_Study text_
━━━━━━━━

The session opened with AI-assisted Postgres development lessons from the committed pg_dump policy patch and a separate wal_compression-level prototype: write tests and documentation early, review every line, and use several strong models as independent critics. The practical task was merging Jim Jones's improvements into the patch that logs commit LSNs for destructive DDL. Cursor produced overbroad changes, but after resetting and supplying both patches, the group compiled and manually tested the result, found a callback-unregistration bug, and attempted test-driven repair.
Continue design and patch work on dump-time analysis.
Part two implemented the pg_dump side of per-object ANALYZE. The group modeled ANALYZE as a new dumpable archive object, dependent on its table and emitted in the post-data section after data and indexes. They limited the first prototype to ordinary tables and materialized views, excluding sequences, views, and foreign tables. The code compiled, but no ANALYZE appeared in output because the new object was not reached or enabled correctly; print debugging exposed control-flow problems, and they deferred completion.
Preserve or trigger statistics collection in dump/restore output.
The group investigated why pg_restore leaves restored relations without planner statistics and agreed that a database-wide ANALYZE in pg_restore would be too coarse. Instead, pg_dump should add an ANALYZE entry for every dumped table so archive filtering and partial restores retain correct behavior. They explored directory-format archives, TOC dependencies, table-data files, materialized-view refresh ordering, and index ArchiveEntry code. They concluded ANALYZE belongs after data, indexes, and materialized-view population, then began defining a new DumpableObject type before the call ended.
Log a recovery landmark when destructive DDL commits.
The group designed a recovery landmark for accidental DROP TABLE. They first considered emitting a named restore-point WAL record, then traced deletion through parser, dependency, permission, and lock paths. Rollback and the absence of a fresh LSN before any WAL write made that design misleading. They pivoted to logging a restore LSN after the table lock is acquired but before deletion, restricted it to ordinary tables, demonstrated the output, and prepared a small pgsql-hackers patch.
Link psql help to online SQL-command documentation.
The group prototyped richer psql help after noting that autocomplete and backslash-h do little for functions or unknown keywords. They modified the no-match path to print clickable documentation or search URLs, added a configurable HELP_URLS variable containing pipe-separated templates, implemented substitution and URL encoding, and tested PostgreSQL.org, Google, and DuckDuckGo links. They kept PostgreSQL.org as the default, refined the wording, and prepared a discussion patch while leaving external API/LLM help and reusable URL functions as future ideas.
Review UUIDv7 and build deterministic transaction_timeout tests.
The first section reviewed UUIDv7's evolving RFC, monotonic counter, distributed generation, timestamp extraction, and blocked core support. They also surveyed transaction-timeout and SLRU-locking work. The hands-on section tackled flaky transaction-timeout tests by combining injection points with a background psql watch loop. Testing uncovered false success from malformed watch parameters and a broken-pipe cleanup problem when timeout killed psql. The harness remained unfinished, needing a reliable way to detect whether the background session is active.
Explore compression paths and possible improvements.
The session began by designing an overflow hash table for pg_stat_statements and pg_stat_kcache so new query IDs would not block behind a busy main table; races and merge semantics made it unsuitable for an immediate patch. Discussion then shifted to compression throughout Postgres. Per-column dictionaries were judged invasive, while reusing compression context during B-tree WAL logging looked tractable. They examined pglz and LZ4 stream constraints and concluded that B-tree builds should first batch pages like GiST; no code was written.

━━━━━━━━

_Data for review_
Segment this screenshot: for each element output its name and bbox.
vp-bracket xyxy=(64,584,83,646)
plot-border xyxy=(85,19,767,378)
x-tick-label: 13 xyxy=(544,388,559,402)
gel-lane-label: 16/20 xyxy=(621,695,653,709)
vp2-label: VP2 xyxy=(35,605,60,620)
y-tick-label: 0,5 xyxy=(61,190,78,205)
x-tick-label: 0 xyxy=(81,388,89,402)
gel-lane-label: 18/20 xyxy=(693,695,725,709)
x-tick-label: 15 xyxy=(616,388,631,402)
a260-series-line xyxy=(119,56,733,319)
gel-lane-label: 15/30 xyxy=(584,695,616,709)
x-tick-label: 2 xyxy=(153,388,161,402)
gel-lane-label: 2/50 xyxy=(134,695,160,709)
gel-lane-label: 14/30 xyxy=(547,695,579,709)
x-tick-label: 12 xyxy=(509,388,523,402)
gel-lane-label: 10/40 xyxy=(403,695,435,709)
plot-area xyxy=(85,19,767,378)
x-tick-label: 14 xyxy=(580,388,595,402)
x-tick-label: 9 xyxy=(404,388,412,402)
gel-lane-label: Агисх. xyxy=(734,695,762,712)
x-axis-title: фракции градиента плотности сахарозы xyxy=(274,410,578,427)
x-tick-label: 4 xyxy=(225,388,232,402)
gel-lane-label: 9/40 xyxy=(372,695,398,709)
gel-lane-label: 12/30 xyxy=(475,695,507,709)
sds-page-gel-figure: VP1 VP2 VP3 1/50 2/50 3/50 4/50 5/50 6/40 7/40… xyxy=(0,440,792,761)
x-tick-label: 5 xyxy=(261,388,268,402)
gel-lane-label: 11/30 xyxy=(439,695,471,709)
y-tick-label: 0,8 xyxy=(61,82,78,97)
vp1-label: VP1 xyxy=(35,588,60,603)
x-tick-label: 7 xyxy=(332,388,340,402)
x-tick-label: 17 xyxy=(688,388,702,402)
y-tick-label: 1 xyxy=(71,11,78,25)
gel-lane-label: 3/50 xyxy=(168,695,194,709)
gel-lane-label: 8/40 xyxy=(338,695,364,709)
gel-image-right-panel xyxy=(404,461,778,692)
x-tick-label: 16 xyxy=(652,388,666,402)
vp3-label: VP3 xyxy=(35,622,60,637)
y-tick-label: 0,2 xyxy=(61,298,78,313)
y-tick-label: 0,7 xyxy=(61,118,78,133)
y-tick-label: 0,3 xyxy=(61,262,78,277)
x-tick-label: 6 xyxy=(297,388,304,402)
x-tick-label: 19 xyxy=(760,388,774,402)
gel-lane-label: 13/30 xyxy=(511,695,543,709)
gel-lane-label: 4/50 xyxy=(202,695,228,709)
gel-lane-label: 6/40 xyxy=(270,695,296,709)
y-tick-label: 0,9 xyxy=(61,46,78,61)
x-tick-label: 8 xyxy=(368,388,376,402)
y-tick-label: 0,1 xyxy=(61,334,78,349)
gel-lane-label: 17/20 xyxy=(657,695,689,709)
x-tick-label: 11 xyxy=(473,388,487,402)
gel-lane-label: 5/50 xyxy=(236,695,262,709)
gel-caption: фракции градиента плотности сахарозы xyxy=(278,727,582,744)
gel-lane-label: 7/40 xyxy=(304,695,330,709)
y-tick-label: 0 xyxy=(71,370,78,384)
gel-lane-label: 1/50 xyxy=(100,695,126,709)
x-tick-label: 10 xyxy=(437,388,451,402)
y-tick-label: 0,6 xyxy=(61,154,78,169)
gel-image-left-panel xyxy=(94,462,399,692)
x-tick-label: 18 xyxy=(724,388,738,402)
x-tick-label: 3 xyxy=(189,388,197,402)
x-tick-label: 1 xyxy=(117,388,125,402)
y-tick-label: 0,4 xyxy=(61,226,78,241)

━━━━━━━━

_Try it_
Using the session notes on Postgres development, decide whether each statement below agrees with them: (a) The first prototype of per-object ANALYZE in pg_dump covered ordinary tables and materialized views but not foreign tables. (b) The group decided that pg_restore should run a database-wide ANALYZE. (c) In the psql help prototype, Google became the default link. For each statement, answer yes or no and quote the words from the session notes that decide it.

_Written response_
(a) Yes: "They limited the first prototype to ordinary tables and materialized views, excluding sequences, views, and foreign tables."
(b) No: "agreed that a database-wide ANALYZE in pg_restore would be too coarse."
(c) No: "They kept PostgreSQL.org as the default"